%%

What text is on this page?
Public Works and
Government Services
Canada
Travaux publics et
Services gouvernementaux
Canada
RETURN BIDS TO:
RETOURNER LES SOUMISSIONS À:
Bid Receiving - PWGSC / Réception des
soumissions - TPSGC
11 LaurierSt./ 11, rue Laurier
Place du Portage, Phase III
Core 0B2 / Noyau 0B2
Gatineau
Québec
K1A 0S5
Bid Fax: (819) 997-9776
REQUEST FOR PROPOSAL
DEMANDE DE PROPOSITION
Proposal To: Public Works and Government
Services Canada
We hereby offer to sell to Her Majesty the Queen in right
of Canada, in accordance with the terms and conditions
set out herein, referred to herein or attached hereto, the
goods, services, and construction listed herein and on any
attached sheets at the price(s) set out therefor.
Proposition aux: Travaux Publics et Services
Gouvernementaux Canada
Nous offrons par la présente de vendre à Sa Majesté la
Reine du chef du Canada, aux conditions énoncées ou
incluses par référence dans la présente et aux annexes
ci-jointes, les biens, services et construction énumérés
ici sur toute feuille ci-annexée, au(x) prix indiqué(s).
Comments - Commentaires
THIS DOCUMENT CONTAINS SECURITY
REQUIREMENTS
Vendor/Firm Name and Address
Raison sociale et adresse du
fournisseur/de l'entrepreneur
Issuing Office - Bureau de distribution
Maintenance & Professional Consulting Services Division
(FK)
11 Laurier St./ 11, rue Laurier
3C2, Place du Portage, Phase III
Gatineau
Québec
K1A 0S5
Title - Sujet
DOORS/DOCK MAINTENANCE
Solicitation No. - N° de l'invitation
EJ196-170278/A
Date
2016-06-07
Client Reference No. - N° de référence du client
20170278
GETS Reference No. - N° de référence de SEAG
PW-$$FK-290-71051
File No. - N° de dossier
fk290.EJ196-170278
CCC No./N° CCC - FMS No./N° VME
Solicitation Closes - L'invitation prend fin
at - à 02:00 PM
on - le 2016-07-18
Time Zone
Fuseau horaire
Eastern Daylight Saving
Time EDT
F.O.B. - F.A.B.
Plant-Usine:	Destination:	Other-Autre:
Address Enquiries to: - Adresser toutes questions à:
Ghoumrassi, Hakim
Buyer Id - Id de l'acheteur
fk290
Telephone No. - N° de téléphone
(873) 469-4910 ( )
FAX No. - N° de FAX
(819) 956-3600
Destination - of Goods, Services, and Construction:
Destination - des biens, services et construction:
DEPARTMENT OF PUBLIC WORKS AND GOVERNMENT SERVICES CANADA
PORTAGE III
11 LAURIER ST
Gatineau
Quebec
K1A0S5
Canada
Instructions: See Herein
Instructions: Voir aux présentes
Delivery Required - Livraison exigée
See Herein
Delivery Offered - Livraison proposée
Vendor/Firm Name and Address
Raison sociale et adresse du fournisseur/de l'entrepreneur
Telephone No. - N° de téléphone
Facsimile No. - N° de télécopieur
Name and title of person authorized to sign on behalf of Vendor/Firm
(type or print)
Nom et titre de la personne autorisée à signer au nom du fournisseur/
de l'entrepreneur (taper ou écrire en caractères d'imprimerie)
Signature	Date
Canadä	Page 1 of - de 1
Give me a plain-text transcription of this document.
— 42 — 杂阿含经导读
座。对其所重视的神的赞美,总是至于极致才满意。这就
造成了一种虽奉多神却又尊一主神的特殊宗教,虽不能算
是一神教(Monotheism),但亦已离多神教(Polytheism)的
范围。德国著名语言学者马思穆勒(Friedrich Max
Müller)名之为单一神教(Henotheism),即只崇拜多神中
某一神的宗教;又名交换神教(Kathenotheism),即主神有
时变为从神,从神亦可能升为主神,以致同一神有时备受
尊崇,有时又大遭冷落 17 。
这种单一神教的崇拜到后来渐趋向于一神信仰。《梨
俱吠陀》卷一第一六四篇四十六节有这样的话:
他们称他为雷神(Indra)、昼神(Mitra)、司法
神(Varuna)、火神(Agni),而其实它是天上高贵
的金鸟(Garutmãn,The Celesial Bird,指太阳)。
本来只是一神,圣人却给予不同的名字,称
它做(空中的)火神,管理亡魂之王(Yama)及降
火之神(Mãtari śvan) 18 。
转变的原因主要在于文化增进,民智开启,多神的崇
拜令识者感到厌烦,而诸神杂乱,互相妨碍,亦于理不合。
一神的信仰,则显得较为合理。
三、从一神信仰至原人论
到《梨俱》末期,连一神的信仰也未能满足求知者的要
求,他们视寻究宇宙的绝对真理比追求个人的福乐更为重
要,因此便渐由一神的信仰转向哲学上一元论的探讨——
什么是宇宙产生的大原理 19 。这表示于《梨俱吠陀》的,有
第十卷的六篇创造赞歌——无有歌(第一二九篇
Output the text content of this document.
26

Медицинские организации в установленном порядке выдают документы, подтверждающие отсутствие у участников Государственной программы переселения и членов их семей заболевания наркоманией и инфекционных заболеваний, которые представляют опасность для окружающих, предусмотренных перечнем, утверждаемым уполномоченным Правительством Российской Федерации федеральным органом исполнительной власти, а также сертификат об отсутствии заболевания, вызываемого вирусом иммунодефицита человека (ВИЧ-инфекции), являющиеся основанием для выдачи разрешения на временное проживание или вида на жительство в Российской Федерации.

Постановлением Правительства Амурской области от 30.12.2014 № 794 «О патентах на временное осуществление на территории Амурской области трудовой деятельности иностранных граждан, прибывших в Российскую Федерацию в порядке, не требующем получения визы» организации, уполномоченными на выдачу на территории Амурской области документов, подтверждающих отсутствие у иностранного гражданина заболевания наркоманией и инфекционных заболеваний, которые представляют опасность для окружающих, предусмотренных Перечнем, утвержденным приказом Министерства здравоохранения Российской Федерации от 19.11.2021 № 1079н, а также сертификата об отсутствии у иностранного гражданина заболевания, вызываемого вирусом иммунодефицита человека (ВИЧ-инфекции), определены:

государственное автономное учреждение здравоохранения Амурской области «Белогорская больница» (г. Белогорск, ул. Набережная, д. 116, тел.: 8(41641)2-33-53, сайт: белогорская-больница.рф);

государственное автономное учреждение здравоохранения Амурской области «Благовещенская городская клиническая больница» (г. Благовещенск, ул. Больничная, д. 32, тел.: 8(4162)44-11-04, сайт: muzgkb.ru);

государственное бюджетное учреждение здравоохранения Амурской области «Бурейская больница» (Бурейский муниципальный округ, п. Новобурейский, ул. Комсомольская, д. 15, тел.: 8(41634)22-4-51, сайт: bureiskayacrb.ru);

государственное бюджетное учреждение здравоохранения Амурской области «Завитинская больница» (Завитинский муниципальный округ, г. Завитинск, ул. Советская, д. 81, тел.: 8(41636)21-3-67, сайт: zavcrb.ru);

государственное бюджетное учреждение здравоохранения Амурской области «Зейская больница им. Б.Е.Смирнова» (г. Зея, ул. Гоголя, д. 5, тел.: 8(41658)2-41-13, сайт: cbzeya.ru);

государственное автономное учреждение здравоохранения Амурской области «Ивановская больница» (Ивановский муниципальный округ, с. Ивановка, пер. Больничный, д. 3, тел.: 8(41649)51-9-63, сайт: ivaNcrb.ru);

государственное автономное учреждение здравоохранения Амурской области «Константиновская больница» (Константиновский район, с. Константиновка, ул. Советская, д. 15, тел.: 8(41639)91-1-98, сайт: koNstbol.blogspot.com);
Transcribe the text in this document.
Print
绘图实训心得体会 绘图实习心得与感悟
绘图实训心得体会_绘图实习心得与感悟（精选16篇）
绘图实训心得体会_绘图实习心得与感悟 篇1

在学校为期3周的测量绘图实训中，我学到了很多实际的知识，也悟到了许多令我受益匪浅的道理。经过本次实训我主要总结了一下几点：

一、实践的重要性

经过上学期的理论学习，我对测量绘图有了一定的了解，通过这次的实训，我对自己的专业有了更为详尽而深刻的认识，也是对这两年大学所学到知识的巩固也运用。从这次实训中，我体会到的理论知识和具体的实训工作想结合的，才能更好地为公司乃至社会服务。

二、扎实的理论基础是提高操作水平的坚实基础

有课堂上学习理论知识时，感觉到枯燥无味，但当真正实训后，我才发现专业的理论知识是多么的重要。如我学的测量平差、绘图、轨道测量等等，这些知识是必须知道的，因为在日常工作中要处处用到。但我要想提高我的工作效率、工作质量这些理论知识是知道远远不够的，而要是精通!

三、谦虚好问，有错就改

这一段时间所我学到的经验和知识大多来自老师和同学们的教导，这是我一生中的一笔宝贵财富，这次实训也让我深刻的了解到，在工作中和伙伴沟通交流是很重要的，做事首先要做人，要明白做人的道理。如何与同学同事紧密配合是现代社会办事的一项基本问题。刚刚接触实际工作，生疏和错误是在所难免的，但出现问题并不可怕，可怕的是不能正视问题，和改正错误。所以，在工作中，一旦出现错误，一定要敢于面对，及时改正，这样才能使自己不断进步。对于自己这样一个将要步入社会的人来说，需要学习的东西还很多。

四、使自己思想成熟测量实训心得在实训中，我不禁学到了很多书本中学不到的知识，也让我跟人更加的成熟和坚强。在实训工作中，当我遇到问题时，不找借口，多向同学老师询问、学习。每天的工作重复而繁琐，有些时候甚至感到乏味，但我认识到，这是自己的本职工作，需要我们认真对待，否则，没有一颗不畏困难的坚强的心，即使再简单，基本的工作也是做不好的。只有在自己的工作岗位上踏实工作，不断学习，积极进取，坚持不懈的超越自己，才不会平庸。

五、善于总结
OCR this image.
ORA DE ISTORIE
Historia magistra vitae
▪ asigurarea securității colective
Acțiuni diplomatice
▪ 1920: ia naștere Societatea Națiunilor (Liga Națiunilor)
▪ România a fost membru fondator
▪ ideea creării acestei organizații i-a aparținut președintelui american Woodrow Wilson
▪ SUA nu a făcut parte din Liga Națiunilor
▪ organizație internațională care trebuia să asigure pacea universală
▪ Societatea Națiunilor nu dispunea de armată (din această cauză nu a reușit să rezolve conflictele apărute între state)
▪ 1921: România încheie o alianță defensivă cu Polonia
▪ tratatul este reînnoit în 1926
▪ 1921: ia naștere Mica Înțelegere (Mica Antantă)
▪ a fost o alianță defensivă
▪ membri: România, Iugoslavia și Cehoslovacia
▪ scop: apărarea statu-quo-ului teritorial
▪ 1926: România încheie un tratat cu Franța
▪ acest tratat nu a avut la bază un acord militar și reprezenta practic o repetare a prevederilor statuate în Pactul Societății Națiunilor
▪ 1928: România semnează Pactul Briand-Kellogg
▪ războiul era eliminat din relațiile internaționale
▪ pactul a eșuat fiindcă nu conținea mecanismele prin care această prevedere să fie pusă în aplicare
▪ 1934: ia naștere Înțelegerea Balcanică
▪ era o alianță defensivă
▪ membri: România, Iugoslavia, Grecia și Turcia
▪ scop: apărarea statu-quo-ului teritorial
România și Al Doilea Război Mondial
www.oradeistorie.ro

%%

## Written instruction
Report how many lines in the records hold the word "Reference", giving the number and nothing else.

## Result of the exercise
2